▸ Problem statement
Look through the listing below and report how many lines contain "سعيد", as a bare number.

▸ Saved data entries
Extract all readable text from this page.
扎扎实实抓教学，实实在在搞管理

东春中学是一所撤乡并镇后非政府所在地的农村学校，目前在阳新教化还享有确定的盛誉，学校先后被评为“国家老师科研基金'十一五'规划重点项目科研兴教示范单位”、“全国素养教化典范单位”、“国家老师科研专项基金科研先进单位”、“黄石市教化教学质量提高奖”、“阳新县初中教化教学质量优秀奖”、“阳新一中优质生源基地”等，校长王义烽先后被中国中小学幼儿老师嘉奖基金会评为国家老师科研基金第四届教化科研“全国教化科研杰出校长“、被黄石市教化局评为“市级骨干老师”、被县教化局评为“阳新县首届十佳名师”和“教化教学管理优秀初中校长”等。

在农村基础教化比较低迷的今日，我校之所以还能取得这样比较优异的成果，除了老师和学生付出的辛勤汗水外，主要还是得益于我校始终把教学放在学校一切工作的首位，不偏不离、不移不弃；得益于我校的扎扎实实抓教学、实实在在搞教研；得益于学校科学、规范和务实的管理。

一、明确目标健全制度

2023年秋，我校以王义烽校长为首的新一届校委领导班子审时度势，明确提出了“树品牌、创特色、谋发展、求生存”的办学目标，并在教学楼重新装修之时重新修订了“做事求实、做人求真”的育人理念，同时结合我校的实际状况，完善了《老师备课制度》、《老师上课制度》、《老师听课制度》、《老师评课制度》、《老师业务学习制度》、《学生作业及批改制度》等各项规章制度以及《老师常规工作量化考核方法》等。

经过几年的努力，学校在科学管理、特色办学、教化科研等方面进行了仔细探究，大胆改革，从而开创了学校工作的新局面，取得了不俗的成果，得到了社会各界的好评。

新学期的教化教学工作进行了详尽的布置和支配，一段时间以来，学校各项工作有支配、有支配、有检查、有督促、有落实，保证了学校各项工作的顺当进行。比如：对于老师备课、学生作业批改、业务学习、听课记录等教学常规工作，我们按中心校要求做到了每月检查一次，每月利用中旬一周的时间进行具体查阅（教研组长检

==

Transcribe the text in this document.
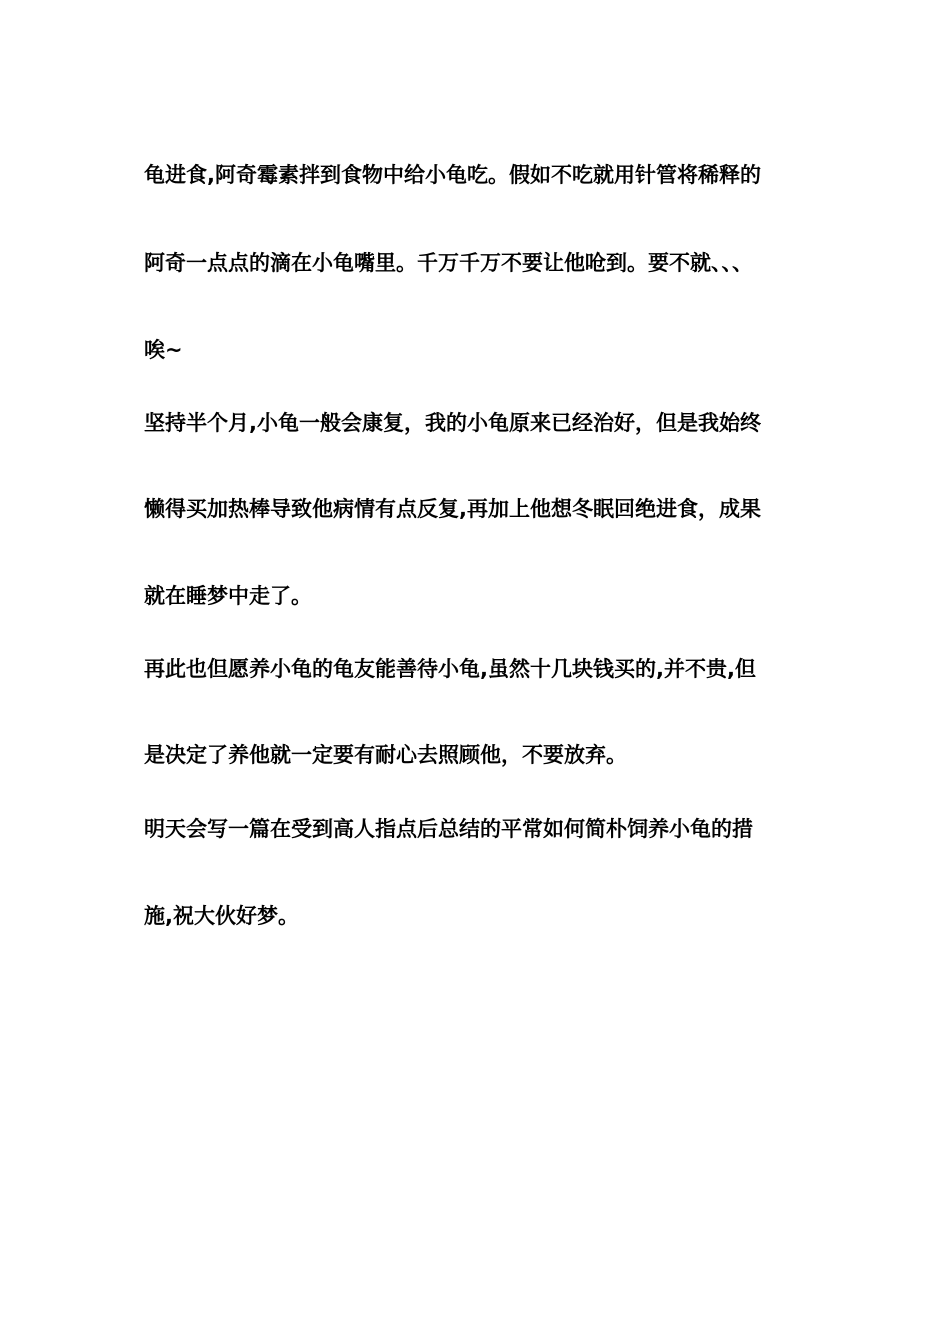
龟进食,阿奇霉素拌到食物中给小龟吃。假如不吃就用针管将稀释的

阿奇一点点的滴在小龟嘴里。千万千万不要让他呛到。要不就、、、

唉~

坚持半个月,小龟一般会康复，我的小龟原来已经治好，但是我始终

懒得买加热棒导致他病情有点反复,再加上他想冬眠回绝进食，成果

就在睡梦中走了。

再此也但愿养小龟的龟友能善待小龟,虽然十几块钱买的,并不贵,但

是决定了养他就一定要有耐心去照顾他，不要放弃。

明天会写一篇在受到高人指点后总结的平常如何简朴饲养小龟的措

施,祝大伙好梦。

---

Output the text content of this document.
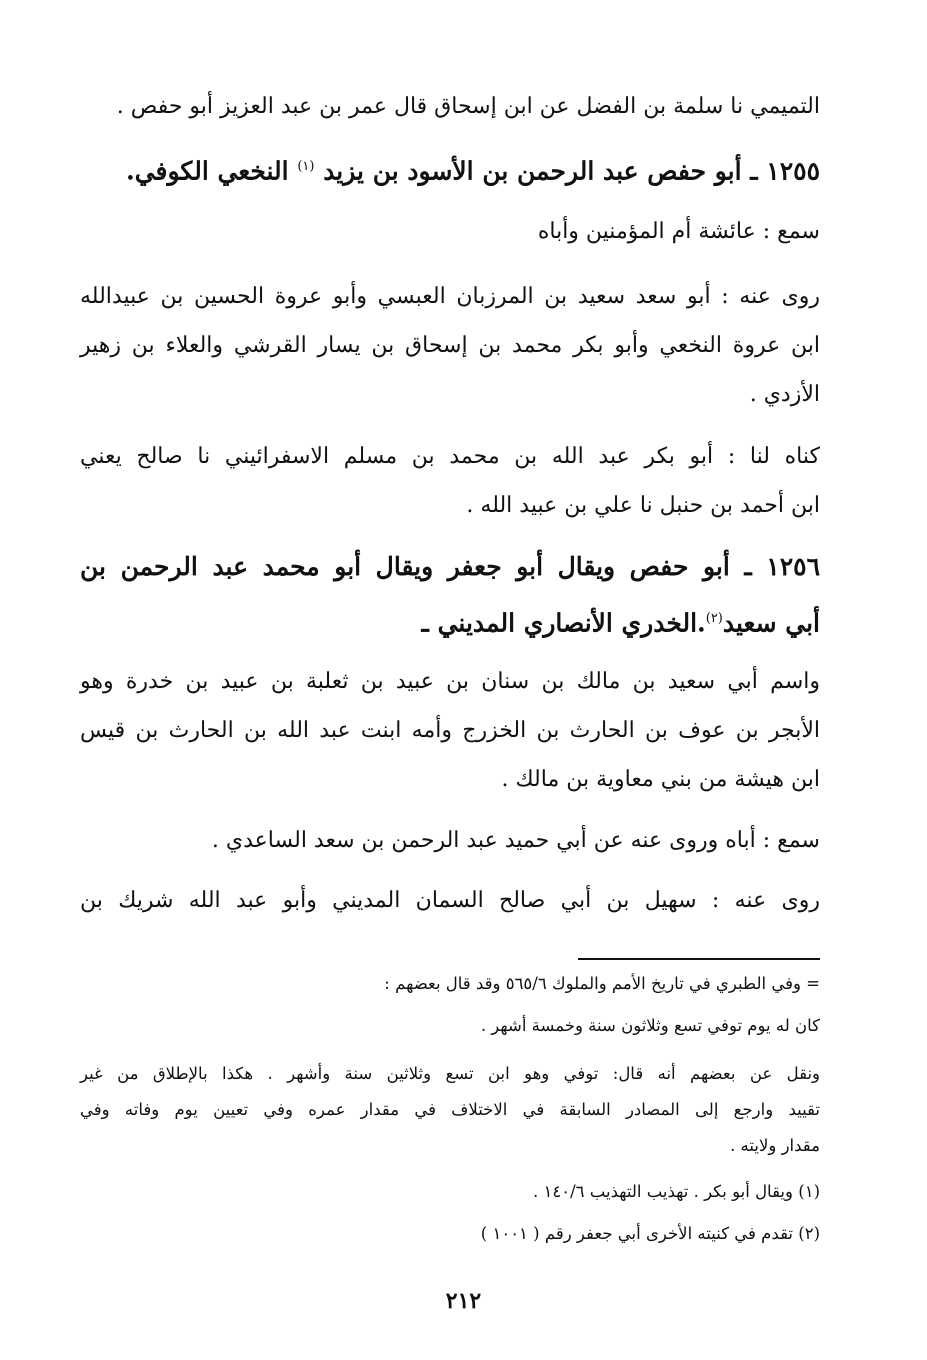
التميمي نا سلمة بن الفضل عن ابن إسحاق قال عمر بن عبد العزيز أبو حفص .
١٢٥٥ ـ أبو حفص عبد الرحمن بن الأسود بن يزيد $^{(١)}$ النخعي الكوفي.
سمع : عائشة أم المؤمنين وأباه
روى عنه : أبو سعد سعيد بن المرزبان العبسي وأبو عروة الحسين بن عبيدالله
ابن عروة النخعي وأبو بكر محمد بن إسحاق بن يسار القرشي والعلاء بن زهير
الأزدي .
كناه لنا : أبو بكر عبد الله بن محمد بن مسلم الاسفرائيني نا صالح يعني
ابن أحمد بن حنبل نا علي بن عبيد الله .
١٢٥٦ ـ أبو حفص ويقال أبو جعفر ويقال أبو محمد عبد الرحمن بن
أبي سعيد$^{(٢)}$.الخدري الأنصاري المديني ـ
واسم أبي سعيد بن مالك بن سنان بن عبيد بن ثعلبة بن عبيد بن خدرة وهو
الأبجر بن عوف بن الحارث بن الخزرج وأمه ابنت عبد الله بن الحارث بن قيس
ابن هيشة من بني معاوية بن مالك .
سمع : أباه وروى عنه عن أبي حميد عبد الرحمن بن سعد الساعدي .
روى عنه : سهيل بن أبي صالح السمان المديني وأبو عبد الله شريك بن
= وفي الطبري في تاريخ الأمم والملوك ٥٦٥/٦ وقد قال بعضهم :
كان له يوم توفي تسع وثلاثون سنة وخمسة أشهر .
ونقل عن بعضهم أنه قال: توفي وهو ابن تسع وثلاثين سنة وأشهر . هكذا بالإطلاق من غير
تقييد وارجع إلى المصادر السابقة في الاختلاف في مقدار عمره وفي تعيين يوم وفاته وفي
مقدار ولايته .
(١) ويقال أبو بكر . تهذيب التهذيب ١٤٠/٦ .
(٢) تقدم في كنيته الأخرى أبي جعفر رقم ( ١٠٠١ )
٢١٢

▸ Written solution
3